## Exercise directions:
Copy all lines below containing "Бюджетного".

Information shown start

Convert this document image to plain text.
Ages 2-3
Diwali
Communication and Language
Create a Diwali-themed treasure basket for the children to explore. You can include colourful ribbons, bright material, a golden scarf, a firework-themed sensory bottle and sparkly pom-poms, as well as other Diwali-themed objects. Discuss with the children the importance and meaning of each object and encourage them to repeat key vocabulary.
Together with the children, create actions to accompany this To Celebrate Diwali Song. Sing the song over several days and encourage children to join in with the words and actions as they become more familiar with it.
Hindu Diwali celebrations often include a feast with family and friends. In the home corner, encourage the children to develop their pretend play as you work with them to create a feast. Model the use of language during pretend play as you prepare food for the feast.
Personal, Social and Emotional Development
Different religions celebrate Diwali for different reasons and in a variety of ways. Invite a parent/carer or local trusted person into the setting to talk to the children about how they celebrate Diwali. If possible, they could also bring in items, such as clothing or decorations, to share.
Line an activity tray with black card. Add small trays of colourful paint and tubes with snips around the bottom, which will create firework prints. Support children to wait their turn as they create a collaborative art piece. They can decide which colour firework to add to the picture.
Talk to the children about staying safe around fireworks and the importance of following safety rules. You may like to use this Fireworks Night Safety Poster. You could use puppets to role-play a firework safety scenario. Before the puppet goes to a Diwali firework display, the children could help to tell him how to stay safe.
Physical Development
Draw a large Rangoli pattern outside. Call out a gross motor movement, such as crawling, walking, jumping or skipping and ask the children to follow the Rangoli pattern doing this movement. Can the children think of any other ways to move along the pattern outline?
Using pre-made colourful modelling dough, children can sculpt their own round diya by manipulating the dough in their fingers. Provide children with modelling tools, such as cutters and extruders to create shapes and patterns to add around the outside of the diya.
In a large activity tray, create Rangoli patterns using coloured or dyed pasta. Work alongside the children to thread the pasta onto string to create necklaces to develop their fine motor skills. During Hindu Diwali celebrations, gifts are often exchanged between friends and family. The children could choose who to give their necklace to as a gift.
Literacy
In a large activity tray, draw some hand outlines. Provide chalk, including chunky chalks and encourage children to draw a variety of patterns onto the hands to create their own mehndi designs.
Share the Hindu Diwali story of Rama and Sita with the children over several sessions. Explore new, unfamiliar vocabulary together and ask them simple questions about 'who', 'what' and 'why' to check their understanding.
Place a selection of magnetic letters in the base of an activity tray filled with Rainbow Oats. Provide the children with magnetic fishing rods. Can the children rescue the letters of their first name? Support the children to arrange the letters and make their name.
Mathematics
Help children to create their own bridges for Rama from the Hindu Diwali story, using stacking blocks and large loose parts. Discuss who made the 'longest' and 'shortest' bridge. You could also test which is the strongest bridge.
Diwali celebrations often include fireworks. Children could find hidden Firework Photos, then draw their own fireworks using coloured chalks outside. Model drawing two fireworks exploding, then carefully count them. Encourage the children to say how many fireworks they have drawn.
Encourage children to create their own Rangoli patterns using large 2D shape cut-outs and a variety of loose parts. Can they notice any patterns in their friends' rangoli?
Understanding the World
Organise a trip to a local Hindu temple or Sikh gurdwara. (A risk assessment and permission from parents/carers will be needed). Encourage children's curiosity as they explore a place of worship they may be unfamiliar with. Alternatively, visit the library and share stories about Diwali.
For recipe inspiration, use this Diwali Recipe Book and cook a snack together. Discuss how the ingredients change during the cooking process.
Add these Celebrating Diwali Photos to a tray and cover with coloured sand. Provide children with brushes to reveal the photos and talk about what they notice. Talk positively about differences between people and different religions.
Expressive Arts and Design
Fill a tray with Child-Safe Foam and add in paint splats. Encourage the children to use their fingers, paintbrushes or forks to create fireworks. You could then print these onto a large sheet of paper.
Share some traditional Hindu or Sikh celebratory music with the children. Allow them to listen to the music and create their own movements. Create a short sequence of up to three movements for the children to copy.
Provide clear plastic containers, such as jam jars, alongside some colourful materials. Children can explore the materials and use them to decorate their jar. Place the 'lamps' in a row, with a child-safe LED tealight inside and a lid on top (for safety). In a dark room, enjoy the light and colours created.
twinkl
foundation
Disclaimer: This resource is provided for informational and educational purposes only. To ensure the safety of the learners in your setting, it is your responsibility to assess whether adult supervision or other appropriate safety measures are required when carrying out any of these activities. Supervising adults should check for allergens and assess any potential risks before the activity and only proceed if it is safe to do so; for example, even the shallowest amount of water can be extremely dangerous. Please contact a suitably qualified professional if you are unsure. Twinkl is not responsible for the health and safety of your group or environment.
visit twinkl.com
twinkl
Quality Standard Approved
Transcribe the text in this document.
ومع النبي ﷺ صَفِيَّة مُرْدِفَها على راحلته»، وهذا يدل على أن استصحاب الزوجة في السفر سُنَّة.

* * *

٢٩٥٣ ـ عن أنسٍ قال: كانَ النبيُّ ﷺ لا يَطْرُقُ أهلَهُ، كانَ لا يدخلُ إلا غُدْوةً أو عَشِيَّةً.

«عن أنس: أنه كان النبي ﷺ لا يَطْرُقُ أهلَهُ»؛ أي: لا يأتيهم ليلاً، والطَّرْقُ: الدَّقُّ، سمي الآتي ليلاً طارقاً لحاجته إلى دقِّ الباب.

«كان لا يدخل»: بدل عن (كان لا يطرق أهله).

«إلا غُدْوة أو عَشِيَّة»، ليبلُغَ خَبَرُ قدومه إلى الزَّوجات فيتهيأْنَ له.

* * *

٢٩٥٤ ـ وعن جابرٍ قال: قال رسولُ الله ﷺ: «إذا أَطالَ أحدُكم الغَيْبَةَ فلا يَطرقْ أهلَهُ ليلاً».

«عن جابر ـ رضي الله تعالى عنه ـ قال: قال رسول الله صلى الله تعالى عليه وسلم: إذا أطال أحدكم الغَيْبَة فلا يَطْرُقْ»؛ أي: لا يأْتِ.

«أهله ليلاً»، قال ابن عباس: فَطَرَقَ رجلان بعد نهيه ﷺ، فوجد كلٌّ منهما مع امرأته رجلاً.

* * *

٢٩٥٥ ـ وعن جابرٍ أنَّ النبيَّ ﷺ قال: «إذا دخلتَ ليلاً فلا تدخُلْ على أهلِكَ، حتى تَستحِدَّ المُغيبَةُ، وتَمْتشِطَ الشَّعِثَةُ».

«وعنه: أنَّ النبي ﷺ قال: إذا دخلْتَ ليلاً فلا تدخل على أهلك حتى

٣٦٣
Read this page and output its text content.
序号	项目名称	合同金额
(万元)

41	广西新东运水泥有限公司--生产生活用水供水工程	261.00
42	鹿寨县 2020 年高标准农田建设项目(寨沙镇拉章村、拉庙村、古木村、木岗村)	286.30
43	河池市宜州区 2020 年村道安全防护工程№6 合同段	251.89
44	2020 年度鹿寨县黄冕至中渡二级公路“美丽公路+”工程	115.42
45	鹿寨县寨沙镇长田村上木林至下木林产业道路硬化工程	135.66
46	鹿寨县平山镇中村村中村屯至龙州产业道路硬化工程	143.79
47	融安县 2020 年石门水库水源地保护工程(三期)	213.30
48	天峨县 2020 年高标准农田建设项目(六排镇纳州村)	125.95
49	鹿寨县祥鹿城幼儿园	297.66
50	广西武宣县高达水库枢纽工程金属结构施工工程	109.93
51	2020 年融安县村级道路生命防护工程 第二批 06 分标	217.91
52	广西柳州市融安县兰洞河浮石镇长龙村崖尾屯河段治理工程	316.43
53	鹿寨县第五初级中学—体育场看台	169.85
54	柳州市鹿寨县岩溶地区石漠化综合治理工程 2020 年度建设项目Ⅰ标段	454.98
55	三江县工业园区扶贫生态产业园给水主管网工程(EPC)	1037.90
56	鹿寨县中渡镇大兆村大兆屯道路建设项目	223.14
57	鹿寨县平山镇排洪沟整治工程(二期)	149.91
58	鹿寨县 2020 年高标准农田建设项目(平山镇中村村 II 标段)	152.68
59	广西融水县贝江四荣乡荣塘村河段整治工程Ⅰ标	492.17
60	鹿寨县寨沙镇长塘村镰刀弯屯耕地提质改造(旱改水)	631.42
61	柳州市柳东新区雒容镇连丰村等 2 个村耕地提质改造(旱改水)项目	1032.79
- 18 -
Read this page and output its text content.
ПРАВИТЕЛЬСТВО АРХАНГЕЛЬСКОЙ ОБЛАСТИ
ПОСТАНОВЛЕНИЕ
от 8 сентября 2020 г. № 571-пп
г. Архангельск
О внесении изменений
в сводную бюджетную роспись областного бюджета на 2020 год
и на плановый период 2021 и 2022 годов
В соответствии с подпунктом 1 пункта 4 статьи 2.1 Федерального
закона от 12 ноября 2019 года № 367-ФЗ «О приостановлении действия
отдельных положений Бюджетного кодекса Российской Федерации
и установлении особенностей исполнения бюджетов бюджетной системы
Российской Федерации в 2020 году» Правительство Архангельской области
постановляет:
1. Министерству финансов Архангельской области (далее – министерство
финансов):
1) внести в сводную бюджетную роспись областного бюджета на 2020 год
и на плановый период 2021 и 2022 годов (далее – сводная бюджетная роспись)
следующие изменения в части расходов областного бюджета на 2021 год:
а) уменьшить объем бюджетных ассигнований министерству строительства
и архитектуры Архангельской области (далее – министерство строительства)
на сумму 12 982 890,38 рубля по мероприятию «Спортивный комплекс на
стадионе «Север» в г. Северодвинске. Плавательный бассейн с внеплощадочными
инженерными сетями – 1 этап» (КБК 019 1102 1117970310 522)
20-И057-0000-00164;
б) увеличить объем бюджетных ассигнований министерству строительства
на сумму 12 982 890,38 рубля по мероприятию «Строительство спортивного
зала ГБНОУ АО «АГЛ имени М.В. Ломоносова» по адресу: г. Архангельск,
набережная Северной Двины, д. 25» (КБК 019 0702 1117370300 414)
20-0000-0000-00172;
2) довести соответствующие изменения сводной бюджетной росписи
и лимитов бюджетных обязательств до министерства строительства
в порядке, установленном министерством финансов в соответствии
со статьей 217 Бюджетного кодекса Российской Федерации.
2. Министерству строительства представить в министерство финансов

Information shown end

## Worked solution:
отдельных положений Бюджетного кодекса Российской Федерации
со статьей 217 Бюджетного кодекса Российской Федерации.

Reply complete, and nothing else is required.